Written instruction: Output each entry verbatim and exclude every picture from it.

Records for the task:
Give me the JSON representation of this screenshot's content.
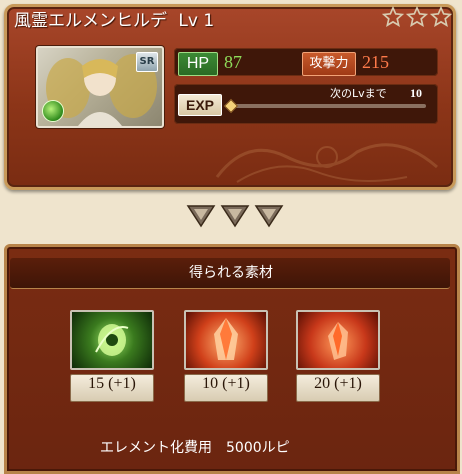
{
  "character": {
    "name": "風霊エルメンヒルデ",
    "level_label": "Lv 1",
    "rarity_badge": "SR",
    "element_icon": "wind-element-icon",
    "stars": 3
  },
  "stats": {
    "hp_label": "HP",
    "hp_value": "87",
    "atk_label": "攻撃力",
    "atk_value": "215",
    "exp_label": "EXP",
    "next_level_label": "次のLvまで",
    "next_level_value": "10",
    "exp_progress": 0
  },
  "materials": {
    "title": "得られる素材",
    "items": [
      {
        "icon": "wind-element-crystal-icon",
        "count": "15",
        "bonus": "(+1)"
      },
      {
        "icon": "fire-crystal-icon",
        "count": "10",
        "bonus": "(+1)"
      },
      {
        "icon": "fire-quartz-icon",
        "count": "20",
        "bonus": "(+1)"
      }
    ]
  },
  "cost": {
    "label": "エレメント化費用",
    "value": "5000ルピ"
  },
  "colors": {
    "card_bg": "#8c3518",
    "hp_green": "#8fdc5a",
    "atk_orange": "#ff7a4a",
    "panel_border": "#b8844a"
  }
}
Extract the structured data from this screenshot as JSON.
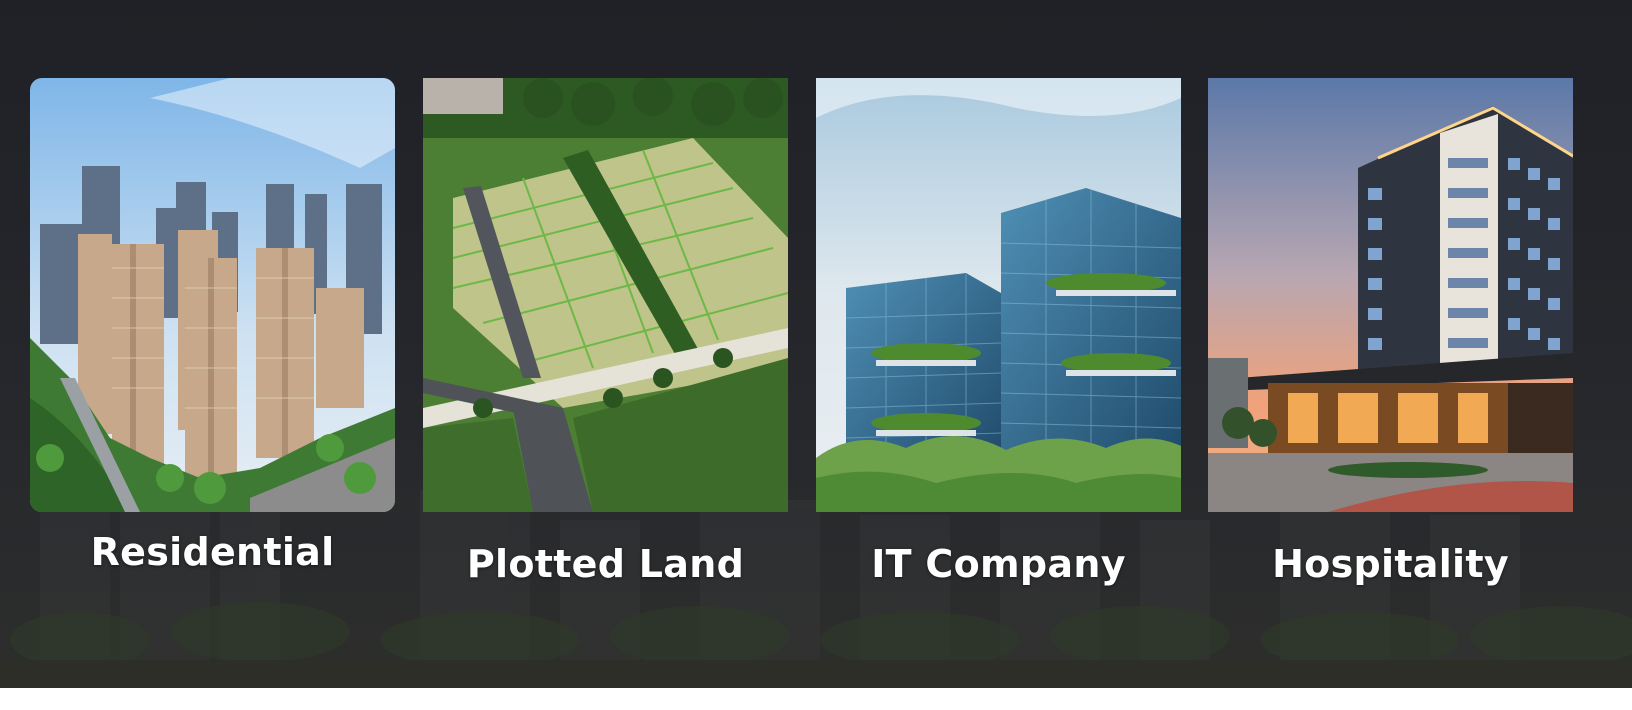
{
  "categories": [
    {
      "label": "Residential",
      "image": "residential-towers-photo"
    },
    {
      "label": "Plotted Land",
      "image": "plotted-land-aerial-photo"
    },
    {
      "label": "IT Company",
      "image": "glass-office-building-photo"
    },
    {
      "label": "Hospitality",
      "image": "hotel-building-dusk-photo"
    }
  ],
  "colors": {
    "background": "#23252a",
    "label_text": "#ffffff"
  }
}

Response:
Give me the JSON representation of this screenshot's content.
{
  "character": {
    "name": "風霊エルメンヒルデ",
    "level_label": "Lv 1",
    "rarity_badge": "SR",
    "element_icon": "wind-element-icon",
    "stars": 3
  },
  "stats": {
    "hp_label": "HP",
    "hp_value": "87",
    "atk_label": "攻撃力",
    "atk_value": "215",
    "exp_label": "EXP",
    "next_level_label": "次のLvまで",
    "next_level_value": "10",
    "exp_progress": 0
  },
  "materials": {
    "title": "得られる素材",
    "items": [
      {
        "icon": "wind-element-crystal-icon",
        "count": "15",
        "bonus": "(+1)"
      },
      {
        "icon": "fire-crystal-icon",
        "count": "10",
        "bonus": "(+1)"
      },
      {
        "icon": "fire-quartz-icon",
        "count": "20",
        "bonus": "(+1)"
      }
    ]
  },
  "cost": {
    "label": "エレメント化費用",
    "value": "5000ルピ"
  },
  "colors": {
    "card_bg": "#8c3518",
    "hp_green": "#8fdc5a",
    "atk_orange": "#ff7a4a",
    "panel_border": "#b8844a"
  }
}
Extract the structured data from this screenshot as JSON.
{
  "categories": [
    {
      "label": "Residential",
      "image": "residential-towers-photo"
    },
    {
      "label": "Plotted Land",
      "image": "plotted-land-aerial-photo"
    },
    {
      "label": "IT Company",
      "image": "glass-office-building-photo"
    },
    {
      "label": "Hospitality",
      "image": "hotel-building-dusk-photo"
    }
  ],
  "colors": {
    "background": "#23252a",
    "label_text": "#ffffff"
  }
}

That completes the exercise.